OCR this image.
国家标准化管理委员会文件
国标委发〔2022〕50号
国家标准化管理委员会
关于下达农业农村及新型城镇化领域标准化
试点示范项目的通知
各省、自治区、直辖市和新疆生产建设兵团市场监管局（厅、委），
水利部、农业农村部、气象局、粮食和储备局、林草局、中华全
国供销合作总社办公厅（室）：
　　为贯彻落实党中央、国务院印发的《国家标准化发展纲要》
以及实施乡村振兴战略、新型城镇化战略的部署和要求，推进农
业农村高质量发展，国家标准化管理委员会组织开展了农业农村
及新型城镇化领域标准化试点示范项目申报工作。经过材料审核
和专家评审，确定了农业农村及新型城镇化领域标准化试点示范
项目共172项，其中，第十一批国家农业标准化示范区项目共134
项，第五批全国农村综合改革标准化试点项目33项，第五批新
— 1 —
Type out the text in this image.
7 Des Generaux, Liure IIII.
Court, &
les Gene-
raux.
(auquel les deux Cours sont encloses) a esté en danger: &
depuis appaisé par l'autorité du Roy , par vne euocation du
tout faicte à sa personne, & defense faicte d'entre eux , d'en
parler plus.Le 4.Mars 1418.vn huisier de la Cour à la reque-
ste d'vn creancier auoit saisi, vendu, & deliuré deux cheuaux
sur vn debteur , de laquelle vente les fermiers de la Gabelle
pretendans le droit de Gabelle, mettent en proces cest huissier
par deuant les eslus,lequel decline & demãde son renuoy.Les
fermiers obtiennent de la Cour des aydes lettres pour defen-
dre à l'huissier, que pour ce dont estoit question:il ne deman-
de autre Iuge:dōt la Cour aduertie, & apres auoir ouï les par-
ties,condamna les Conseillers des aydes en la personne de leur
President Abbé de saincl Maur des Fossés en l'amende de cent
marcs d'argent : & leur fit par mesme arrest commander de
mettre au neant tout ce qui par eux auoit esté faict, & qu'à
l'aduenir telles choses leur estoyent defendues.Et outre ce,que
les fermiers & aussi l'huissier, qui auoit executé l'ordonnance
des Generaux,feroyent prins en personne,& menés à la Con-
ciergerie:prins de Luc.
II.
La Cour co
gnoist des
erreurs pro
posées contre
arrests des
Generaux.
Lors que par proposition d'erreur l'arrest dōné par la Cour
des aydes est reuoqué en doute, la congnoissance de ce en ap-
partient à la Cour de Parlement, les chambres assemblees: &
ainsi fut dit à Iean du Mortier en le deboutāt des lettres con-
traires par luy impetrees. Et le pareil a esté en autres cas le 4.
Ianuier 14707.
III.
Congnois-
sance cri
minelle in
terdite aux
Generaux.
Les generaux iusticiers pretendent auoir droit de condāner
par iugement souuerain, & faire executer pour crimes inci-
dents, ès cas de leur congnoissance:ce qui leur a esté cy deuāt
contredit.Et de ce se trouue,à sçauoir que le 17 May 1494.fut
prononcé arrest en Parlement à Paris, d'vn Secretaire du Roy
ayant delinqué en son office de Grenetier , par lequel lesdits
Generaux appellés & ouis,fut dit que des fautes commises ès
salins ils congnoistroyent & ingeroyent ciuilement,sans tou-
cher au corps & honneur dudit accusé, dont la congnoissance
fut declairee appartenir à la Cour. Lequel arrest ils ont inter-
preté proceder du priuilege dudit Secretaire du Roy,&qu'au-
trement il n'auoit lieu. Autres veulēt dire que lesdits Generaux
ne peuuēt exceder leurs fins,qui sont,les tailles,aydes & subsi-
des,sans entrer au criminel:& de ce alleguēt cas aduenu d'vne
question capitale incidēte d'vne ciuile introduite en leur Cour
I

__________

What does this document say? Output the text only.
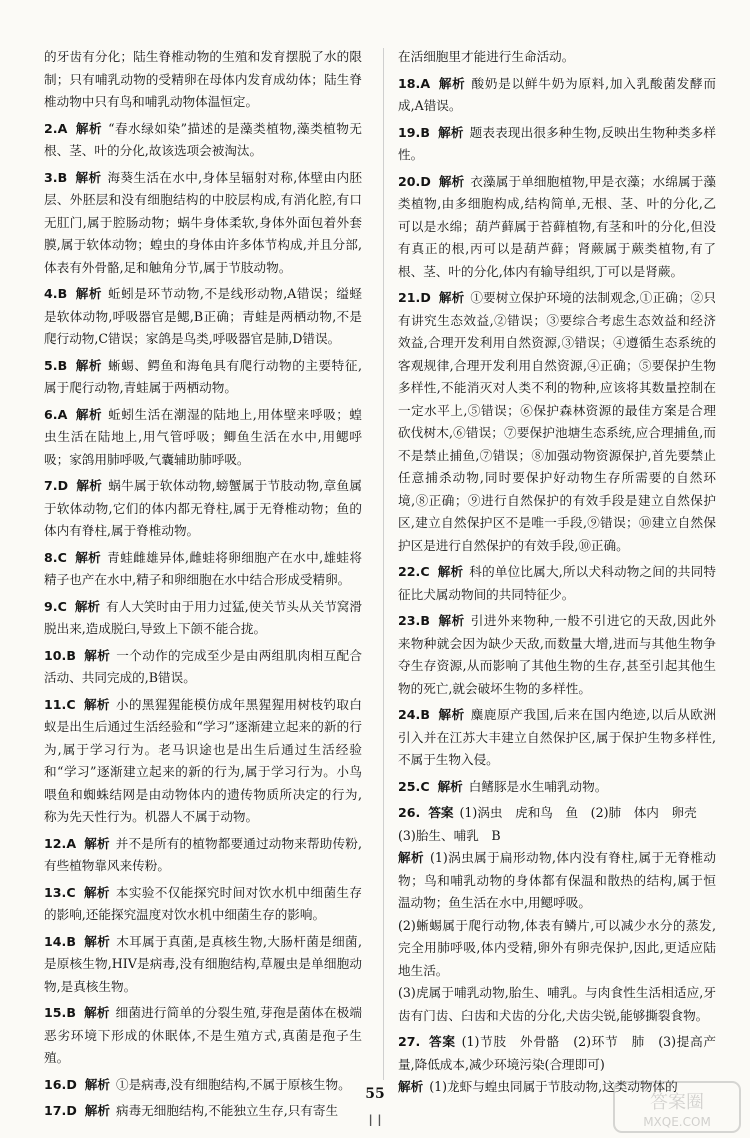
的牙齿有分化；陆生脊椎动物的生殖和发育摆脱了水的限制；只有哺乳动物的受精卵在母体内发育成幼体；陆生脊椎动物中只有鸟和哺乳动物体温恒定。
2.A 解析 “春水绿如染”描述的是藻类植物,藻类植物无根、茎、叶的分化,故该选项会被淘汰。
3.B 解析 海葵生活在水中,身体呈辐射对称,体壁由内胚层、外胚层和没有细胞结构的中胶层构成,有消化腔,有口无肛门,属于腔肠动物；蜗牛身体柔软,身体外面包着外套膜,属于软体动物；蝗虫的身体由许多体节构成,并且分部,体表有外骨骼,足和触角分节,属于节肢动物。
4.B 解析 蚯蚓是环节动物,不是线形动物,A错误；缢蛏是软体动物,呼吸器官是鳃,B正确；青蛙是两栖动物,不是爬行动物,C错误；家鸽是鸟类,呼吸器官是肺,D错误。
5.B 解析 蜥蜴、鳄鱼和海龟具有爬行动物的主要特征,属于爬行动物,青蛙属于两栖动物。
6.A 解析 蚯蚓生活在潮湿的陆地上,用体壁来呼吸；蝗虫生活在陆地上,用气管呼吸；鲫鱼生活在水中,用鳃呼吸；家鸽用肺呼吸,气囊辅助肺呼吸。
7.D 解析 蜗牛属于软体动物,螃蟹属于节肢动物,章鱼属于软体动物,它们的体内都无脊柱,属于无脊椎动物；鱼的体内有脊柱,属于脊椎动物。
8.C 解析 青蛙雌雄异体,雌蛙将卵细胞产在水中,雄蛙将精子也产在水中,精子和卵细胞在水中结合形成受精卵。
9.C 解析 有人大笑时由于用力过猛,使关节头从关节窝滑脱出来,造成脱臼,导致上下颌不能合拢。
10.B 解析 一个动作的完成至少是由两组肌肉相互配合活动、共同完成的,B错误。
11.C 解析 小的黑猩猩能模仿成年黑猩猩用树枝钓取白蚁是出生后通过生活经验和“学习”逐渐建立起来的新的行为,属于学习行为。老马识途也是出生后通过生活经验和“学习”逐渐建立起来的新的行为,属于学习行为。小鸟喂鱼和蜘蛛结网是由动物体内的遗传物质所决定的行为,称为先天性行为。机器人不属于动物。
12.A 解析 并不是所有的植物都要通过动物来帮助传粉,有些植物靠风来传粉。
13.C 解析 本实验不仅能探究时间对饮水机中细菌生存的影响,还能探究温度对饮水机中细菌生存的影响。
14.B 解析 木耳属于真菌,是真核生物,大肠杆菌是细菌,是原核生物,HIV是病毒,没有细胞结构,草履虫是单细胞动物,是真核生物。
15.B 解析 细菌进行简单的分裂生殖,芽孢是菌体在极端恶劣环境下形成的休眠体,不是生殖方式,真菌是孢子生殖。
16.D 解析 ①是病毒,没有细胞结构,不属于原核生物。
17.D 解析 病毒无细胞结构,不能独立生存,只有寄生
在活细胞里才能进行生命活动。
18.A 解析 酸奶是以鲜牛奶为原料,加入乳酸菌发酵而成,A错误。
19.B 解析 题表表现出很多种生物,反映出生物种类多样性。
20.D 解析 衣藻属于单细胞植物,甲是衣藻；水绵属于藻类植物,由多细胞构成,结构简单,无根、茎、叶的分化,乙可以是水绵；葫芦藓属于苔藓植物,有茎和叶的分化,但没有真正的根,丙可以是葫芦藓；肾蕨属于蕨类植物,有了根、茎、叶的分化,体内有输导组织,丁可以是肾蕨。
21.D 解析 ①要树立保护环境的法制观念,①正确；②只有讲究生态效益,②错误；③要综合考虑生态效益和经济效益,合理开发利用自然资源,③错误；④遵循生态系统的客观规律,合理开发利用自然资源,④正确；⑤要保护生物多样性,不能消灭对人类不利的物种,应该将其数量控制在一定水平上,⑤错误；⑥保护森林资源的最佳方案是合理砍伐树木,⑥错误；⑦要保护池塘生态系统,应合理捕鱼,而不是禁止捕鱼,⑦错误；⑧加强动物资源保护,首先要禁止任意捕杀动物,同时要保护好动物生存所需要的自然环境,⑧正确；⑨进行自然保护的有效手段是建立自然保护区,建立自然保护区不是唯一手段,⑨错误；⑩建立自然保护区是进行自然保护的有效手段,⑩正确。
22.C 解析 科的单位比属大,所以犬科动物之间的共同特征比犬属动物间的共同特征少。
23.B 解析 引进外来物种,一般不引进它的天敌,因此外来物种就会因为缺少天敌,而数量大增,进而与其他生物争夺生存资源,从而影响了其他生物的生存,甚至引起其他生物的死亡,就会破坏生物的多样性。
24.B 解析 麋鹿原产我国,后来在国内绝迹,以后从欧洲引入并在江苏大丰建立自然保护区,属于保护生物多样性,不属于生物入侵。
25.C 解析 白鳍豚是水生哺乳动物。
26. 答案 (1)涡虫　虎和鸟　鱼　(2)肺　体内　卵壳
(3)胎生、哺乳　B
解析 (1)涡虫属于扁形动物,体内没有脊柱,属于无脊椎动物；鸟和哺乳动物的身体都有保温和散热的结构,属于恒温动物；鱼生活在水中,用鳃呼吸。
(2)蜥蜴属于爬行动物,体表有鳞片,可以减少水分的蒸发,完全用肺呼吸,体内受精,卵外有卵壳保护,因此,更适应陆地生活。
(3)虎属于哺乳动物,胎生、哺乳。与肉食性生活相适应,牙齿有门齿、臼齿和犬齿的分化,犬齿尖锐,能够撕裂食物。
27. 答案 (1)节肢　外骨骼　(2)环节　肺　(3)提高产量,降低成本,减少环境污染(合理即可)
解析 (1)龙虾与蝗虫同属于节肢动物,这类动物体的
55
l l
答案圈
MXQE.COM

__________

## [Given request]
Pick out all lines from the data above in which the word "prins" appears.

## [Result of the task]
des Generaux,feroyent prins en personne,& menés à la Con-
ciergerie:prins de Luc.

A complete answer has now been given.